SET TASK |
Copy every line of the listing that holds the string "рассмотрения".

TASK MATERIAL |
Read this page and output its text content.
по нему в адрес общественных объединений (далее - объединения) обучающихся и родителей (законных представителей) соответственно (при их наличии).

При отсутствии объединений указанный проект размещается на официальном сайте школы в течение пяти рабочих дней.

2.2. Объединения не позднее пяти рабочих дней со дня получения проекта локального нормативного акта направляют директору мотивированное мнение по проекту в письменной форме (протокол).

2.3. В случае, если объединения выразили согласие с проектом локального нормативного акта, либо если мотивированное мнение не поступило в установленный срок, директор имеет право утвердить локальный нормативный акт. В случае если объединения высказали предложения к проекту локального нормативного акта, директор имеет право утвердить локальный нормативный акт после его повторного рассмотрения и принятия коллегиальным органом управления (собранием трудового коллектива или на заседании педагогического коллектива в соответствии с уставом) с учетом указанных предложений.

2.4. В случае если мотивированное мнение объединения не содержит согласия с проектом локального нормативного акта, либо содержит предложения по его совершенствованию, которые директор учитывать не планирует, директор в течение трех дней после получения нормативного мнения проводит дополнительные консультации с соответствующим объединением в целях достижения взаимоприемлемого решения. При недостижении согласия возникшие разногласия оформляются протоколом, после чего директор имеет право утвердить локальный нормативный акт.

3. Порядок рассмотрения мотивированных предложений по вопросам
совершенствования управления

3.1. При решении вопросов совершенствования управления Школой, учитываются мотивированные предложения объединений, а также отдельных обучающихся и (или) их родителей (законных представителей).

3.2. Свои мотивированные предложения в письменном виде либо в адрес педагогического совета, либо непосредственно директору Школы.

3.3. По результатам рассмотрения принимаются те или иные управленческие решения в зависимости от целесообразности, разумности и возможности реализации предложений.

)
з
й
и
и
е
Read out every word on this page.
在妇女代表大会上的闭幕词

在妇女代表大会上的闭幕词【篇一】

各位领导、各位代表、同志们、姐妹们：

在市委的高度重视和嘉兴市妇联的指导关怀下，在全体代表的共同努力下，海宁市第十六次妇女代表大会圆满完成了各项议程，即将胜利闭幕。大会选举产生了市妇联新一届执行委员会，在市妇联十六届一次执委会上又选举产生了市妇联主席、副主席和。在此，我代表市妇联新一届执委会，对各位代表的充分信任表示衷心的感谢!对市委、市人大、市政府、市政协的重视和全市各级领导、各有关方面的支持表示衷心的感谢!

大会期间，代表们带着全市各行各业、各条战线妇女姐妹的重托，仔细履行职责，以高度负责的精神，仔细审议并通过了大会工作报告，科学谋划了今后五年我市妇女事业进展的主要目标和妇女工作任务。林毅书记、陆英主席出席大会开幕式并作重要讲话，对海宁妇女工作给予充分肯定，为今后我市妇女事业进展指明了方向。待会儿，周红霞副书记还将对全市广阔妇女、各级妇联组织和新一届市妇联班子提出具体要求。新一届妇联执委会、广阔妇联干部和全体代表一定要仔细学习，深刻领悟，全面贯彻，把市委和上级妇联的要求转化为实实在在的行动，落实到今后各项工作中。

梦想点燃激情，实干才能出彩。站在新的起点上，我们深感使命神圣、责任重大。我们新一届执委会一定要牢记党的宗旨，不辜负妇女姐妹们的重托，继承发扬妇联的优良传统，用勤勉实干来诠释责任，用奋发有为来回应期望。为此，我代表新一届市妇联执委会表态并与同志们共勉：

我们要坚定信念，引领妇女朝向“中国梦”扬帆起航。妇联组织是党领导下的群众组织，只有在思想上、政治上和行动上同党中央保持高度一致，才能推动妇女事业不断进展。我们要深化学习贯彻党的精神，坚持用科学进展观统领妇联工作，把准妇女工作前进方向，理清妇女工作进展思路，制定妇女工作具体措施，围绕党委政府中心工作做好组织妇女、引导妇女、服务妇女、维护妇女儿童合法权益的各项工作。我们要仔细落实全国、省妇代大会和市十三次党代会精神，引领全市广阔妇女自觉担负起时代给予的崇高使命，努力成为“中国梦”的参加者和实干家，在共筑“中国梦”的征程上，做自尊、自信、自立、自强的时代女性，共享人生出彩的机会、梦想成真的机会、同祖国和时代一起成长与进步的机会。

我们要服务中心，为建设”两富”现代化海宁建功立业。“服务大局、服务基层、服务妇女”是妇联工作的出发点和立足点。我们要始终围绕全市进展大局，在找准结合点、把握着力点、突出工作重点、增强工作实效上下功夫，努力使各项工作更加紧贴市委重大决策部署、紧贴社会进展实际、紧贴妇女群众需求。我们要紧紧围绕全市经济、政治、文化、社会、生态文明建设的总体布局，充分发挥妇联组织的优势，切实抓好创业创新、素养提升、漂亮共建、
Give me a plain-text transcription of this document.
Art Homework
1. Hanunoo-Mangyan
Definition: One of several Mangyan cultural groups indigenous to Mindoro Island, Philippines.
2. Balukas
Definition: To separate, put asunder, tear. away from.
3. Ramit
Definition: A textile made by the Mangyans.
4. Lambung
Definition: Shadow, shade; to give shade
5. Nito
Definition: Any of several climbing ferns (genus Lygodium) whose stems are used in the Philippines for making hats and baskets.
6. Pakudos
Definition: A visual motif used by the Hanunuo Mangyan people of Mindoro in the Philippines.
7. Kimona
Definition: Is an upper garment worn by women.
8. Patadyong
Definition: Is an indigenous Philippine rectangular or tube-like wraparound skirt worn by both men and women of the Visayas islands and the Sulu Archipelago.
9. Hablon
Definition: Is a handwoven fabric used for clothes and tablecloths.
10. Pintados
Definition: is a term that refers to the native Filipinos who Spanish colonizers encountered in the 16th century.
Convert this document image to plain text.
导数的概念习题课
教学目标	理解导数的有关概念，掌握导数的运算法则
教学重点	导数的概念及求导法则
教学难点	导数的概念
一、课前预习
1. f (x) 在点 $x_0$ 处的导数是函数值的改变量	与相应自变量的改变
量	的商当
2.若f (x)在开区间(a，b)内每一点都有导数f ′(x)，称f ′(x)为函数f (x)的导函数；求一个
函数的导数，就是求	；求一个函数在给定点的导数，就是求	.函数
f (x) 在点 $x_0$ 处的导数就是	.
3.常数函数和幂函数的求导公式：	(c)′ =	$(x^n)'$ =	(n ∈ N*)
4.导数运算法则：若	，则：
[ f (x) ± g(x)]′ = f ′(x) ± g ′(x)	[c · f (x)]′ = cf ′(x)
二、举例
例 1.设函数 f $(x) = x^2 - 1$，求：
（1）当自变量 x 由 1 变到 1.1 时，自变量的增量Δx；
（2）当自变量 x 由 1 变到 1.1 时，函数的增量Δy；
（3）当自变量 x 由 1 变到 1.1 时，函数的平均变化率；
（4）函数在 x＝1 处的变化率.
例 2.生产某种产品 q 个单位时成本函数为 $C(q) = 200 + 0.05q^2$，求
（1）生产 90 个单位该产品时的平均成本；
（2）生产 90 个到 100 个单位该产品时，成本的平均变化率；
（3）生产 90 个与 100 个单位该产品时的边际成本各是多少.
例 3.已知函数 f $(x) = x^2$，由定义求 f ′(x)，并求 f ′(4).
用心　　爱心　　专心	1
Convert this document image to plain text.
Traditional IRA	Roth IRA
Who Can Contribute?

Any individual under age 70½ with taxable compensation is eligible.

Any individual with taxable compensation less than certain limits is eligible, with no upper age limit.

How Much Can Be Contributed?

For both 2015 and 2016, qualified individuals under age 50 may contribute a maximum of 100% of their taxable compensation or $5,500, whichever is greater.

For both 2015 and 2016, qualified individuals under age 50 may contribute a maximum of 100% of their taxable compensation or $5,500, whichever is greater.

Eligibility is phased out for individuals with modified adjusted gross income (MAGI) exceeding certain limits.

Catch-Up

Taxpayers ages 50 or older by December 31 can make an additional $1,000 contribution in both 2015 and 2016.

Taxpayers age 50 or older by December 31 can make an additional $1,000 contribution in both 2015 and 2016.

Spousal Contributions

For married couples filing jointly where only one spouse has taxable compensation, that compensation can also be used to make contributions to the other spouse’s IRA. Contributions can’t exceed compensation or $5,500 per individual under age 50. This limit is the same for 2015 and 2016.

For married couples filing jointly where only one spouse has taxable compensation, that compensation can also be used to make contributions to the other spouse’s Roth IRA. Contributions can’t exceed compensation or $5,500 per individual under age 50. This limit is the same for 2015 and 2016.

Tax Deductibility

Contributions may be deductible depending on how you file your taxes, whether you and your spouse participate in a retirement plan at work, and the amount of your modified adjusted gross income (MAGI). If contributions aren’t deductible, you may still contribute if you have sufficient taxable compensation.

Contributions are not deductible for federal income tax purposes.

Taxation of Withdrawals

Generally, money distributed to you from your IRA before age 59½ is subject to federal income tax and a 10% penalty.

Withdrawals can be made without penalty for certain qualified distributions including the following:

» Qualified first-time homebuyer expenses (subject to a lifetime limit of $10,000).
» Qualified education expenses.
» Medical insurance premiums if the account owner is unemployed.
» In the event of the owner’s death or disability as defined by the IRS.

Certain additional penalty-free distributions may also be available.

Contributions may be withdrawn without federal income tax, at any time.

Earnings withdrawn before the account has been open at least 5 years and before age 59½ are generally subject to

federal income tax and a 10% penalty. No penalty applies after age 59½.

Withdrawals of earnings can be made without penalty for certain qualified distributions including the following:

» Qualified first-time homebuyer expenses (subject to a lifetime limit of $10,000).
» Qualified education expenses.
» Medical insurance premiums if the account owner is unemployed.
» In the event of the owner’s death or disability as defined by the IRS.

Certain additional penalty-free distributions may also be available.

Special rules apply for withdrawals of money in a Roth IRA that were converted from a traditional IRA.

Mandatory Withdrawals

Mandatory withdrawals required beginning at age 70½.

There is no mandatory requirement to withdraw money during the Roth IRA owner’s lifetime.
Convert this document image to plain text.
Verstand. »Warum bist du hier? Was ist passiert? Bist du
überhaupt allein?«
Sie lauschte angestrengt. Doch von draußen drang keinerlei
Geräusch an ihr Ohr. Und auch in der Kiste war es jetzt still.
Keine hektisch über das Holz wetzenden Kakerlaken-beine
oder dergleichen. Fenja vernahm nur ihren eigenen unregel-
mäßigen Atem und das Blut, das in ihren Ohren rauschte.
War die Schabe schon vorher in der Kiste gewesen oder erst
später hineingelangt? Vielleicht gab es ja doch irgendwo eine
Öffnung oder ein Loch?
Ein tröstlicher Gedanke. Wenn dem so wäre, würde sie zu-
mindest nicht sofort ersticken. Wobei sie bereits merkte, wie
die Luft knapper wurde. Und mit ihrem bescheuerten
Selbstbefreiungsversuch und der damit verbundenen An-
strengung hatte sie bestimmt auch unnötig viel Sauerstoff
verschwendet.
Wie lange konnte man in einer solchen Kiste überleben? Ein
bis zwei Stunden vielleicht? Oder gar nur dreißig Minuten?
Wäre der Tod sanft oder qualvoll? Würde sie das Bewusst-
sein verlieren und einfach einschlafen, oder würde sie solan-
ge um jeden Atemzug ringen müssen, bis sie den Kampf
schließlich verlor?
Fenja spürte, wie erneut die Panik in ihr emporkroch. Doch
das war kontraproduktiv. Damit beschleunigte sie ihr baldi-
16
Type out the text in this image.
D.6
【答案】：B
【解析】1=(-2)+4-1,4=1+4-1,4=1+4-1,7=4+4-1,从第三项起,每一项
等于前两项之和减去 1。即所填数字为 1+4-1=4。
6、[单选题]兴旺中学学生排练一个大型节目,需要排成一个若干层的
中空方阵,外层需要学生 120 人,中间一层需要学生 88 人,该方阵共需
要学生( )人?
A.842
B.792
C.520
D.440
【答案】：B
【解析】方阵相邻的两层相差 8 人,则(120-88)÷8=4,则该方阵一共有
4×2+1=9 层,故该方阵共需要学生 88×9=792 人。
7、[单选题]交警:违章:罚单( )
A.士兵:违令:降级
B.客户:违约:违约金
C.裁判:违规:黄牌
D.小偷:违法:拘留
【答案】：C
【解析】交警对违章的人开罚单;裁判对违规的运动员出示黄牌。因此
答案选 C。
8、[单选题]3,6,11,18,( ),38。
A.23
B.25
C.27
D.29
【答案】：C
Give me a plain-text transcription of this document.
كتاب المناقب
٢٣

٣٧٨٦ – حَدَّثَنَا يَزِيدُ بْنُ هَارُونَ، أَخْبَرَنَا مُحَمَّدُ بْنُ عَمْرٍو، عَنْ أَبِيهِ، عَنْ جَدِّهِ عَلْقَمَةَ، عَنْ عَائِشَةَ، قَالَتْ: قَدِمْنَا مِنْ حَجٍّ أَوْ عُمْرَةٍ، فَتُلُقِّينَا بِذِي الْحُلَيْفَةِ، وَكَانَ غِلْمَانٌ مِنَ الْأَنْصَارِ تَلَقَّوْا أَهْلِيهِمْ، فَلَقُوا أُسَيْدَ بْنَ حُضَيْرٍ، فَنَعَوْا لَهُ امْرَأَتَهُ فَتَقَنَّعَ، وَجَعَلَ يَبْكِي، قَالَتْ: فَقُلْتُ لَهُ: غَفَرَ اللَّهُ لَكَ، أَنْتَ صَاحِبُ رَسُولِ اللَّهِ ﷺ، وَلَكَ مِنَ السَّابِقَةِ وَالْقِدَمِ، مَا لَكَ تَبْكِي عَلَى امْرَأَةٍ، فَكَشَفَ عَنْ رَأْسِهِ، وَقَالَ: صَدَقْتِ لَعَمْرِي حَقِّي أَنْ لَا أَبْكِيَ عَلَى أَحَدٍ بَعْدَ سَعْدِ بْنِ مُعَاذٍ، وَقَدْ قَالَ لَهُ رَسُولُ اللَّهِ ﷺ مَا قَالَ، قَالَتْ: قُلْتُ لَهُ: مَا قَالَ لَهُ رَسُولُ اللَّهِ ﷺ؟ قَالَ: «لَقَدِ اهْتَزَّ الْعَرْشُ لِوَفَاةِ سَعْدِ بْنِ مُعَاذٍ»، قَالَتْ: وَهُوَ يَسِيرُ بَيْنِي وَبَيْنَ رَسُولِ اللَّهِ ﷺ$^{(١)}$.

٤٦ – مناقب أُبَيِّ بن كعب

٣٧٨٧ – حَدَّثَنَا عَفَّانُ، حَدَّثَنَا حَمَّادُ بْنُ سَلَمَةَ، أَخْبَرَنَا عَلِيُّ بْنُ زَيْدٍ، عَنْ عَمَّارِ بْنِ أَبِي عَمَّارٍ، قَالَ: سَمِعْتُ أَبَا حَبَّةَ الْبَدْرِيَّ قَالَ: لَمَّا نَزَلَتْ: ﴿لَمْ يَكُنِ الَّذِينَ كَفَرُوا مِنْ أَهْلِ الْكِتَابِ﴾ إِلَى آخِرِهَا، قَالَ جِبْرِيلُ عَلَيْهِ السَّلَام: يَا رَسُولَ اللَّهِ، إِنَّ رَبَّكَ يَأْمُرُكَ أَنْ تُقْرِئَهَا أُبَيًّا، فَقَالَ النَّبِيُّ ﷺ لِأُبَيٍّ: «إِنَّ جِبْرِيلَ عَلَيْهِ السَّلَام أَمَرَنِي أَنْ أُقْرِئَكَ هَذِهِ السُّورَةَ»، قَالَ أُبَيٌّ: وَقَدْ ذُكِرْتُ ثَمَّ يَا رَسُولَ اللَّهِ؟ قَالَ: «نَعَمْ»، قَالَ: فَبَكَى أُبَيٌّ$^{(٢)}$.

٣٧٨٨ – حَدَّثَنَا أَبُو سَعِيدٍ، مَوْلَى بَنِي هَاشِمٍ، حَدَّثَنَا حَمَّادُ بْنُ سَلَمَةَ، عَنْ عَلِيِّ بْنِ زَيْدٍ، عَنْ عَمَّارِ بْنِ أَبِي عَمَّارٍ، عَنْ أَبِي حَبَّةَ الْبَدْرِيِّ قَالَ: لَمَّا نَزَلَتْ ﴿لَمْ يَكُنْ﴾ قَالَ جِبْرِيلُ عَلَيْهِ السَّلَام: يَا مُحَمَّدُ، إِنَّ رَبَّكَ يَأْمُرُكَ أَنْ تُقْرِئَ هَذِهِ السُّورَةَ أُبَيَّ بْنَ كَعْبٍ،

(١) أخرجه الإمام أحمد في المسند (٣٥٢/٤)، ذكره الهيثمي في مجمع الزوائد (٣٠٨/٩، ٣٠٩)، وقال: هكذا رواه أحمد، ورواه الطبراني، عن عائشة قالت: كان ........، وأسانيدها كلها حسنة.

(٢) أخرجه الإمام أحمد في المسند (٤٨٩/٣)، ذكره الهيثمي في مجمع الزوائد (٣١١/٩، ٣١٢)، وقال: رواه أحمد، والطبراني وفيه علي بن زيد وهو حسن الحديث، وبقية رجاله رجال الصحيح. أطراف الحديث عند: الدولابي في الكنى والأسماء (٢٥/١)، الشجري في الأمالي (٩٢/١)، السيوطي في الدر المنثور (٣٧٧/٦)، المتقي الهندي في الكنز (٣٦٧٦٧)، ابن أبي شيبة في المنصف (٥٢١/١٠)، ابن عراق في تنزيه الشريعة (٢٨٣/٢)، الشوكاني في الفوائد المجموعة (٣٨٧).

TASK RESPONSE |
2.3. В случае, если объединения выразили согласие с проектом локального нормативного акта, либо если мотивированное мнение не поступило в установленный срок, директор имеет право утвердить локальный нормативный акт. В случае если объединения высказали предложения к проекту локального нормативного акта, директор имеет право утвердить локальный нормативный акт после его повторного рассмотрения и принятия коллегиальным органом управления (собранием трудового коллектива или на заседании педагогического коллектива в соответствии с уставом) с учетом указанных предложений.
3. Порядок рассмотрения мотивированных предложений по вопросам
3.3. По результатам рассмотрения принимаются те или иные управленческие решения в зависимости от целесообразности, разумности и возможности реализации предложений.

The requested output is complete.